__SET TASK__: Can you put the lines below into a Markdown table with the columns "No." and "Line," numbering each row and leaving out blank lines and the picture?

****************************************

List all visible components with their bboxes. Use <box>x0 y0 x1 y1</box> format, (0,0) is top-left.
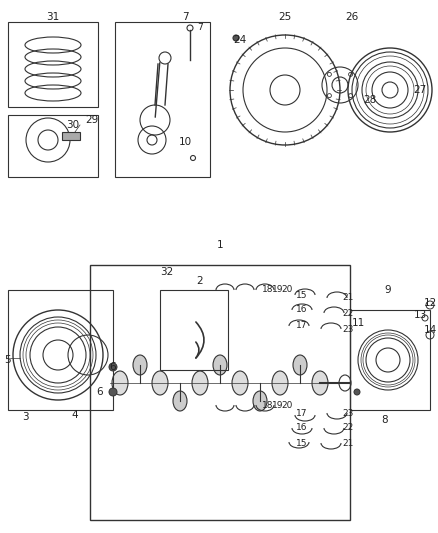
Text: 29: 29 <box>85 115 99 125</box>
Text: 9: 9 <box>385 285 391 295</box>
Text: 27: 27 <box>413 85 427 95</box>
Text: 17: 17 <box>296 408 307 417</box>
Text: 15: 15 <box>296 439 307 448</box>
Text: 1: 1 <box>217 240 223 250</box>
Ellipse shape <box>312 371 328 395</box>
Text: 31: 31 <box>46 12 60 22</box>
Text: 8: 8 <box>381 415 389 425</box>
Text: 21: 21 <box>342 439 353 448</box>
Text: 16: 16 <box>296 305 307 314</box>
Bar <box>8 290 113 410</box>
Text: 20: 20 <box>282 400 293 409</box>
Text: 24: 24 <box>233 35 247 45</box>
Text: 3: 3 <box>22 412 28 422</box>
Text: 2: 2 <box>197 276 203 286</box>
Circle shape <box>233 35 239 41</box>
Text: 16: 16 <box>296 424 307 432</box>
Ellipse shape <box>152 371 168 395</box>
Text: 4: 4 <box>72 410 78 420</box>
Ellipse shape <box>173 391 187 411</box>
Text: 5: 5 <box>4 355 11 365</box>
Text: 20: 20 <box>282 286 293 295</box>
Text: 28: 28 <box>364 95 377 105</box>
Circle shape <box>109 363 117 371</box>
Bar <box>8 22 98 107</box>
Bar <box>115 22 210 177</box>
Text: 7: 7 <box>182 12 188 22</box>
Text: 18: 18 <box>261 286 273 295</box>
Ellipse shape <box>192 371 208 395</box>
Text: 25: 25 <box>279 12 292 22</box>
Bar <box>8 115 98 177</box>
Bar <box>90 265 350 520</box>
Bar <box>62 132 80 140</box>
Text: 23: 23 <box>342 408 353 417</box>
Text: 23: 23 <box>342 325 353 334</box>
Text: 6: 6 <box>97 387 103 397</box>
Text: 7: 7 <box>197 23 203 33</box>
Text: 13: 13 <box>413 310 427 320</box>
Text: 30: 30 <box>67 120 80 130</box>
Text: 32: 32 <box>160 267 173 277</box>
Text: 10: 10 <box>178 137 191 147</box>
Ellipse shape <box>232 371 248 395</box>
Ellipse shape <box>253 391 267 411</box>
Text: 17: 17 <box>296 320 307 329</box>
Bar <box>350 310 430 410</box>
Text: 15: 15 <box>296 292 307 301</box>
Text: 19: 19 <box>272 400 283 409</box>
Text: 21: 21 <box>342 294 353 303</box>
Ellipse shape <box>293 355 307 375</box>
Ellipse shape <box>112 371 128 395</box>
Ellipse shape <box>213 355 227 375</box>
Text: 19: 19 <box>272 286 283 295</box>
Text: 14: 14 <box>424 325 437 335</box>
Text: 12: 12 <box>424 298 437 308</box>
Ellipse shape <box>133 355 147 375</box>
Circle shape <box>109 388 117 396</box>
Bar <box>160 290 228 370</box>
Circle shape <box>354 389 360 395</box>
Text: 26: 26 <box>346 12 359 22</box>
Text: 18: 18 <box>261 400 273 409</box>
Text: 11: 11 <box>351 318 364 328</box>
Text: 22: 22 <box>342 424 353 432</box>
Text: 22: 22 <box>342 309 353 318</box>
Text: 6: 6 <box>110 362 117 372</box>
Ellipse shape <box>272 371 288 395</box>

****************************************

__TASK ANSWER__:
| No. | Line |
|---|---|
| 1 | List all visible components with their bboxes. Use <box>x0 y0 x1 y1</box> format, (0,0) is top-left. |
| 2 | Text: 29: 29 <box>85 115 99 125</box> |
| 3 | Text: 9: 9 <box>385 285 391 295</box> |
| 4 | Text: 27: 27 <box>413 85 427 95</box> |
| 5 | Text: 17: 17 <box>296 408 307 417</box> |
| 6 | Text: 15: 15 <box>296 439 307 448</box> |
| 7 | Text: 1: 1 <box>217 240 223 250</box> |
| 8 | Ellipse shape <box>312 371 328 395</box> |
| 9 | Text: 31: 31 <box>46 12 60 22</box> |
| 10 | Text: 8: 8 <box>381 415 389 425</box> |
| 11 | Text: 21: 21 <box>342 439 353 448</box> |
| 12 | Text: 16: 16 <box>296 305 307 314</box> |
| 13 | Bar <box>8 290 113 410</box> |
| 14 | Text: 20: 20 <box>282 400 293 409</box> |
| 15 | Text: 24: 24 <box>233 35 247 45</box> |
| 16 | Text: 3: 3 <box>22 412 28 422</box> |
| 17 | Text: 2: 2 <box>197 276 203 286</box> |
| 18 | Circle shape <box>233 35 239 41</box> |
| 19 | Text: 16: 16 <box>296 424 307 432</box> |
| 20 | Ellipse shape <box>152 371 168 395</box> |
| 21 | Text: 4: 4 <box>72 410 78 420</box> |
| 22 | Ellipse shape <box>173 391 187 411</box> |
| 23 | Text: 5: 5 <box>4 355 11 365</box> |
| 24 | Text: 20: 20 <box>282 286 293 295</box> |
| 25 | Text: 28: 28 <box>364 95 377 105</box> |
| 26 | Circle shape <box>109 363 117 371</box> |
| 27 | Bar <box>8 22 98 107</box> |
| 28 | Bar <box>115 22 210 177</box> |
| 29 | Text: 7: 7 <box>182 12 188 22</box> |
| 30 | Text: 18: 18 <box>261 286 273 295</box> |
| 31 | Ellipse shape <box>192 371 208 395</box> |
| 32 | Text: 25: 25 <box>279 12 292 22</box> |
| 33 | Bar <box>8 115 98 177</box> |
| 34 | Bar <box>90 265 350 520</box> |
| 35 | Bar <box>62 132 80 140</box> |
| 36 | Text: 23: 23 <box>342 408 353 417</box> |
| 37 | Text: 23: 23 <box>342 325 353 334</box> |
| 38 | Text: 6: 6 <box>97 387 103 397</box> |
| 39 | Text: 7: 7 <box>197 23 203 33</box> |
| 40 | Text: 13: 13 <box>413 310 427 320</box> |
| 41 | Text: 30: 30 <box>67 120 80 130</box> |
| 42 | Text: 32: 32 <box>160 267 173 277</box> |
| 43 | Text: 10: 10 <box>178 137 191 147</box> |
| 44 | Ellipse shape <box>232 371 248 395</box> |
| 45 | Ellipse shape <box>253 391 267 411</box> |
| 46 | Text: 17: 17 <box>296 320 307 329</box> |
| 47 | Bar <box>350 310 430 410</box> |
| 48 | Text: 15: 15 <box>296 292 307 301</box> |
| 49 | Text: 19: 19 <box>272 400 283 409</box> |
| 50 | Text: 21: 21 <box>342 294 353 303</box> |
| 51 | Ellipse shape <box>293 355 307 375</box> |
| 52 | Ellipse shape <box>112 371 128 395</box> |
| 53 | Ellipse shape <box>213 355 227 375</box> |
| 54 | Text: 19: 19 <box>272 286 283 295</box> |
| 55 | Text: 14: 14 <box>424 325 437 335</box> |
| 56 | Text: 12: 12 <box>424 298 437 308</box> |
| 57 | Ellipse shape <box>133 355 147 375</box> |
| 58 | Circle shape <box>109 388 117 396</box> |
| 59 | Bar <box>160 290 228 370</box> |
| 60 | Circle shape <box>354 389 360 395</box> |
| 61 | Text: 26: 26 <box>346 12 359 22</box> |
| 62 | Text: 18: 18 <box>261 400 273 409</box> |
| 63 | Text: 11: 11 <box>351 318 364 328</box> |
| 64 | Text: 22: 22 <box>342 424 353 432</box> |
| 65 | Text: 22: 22 <box>342 309 353 318</box> |
| 66 | Text: 6: 6 <box>110 362 117 372</box> |
| 67 | Ellipse shape <box>272 371 288 395</box> |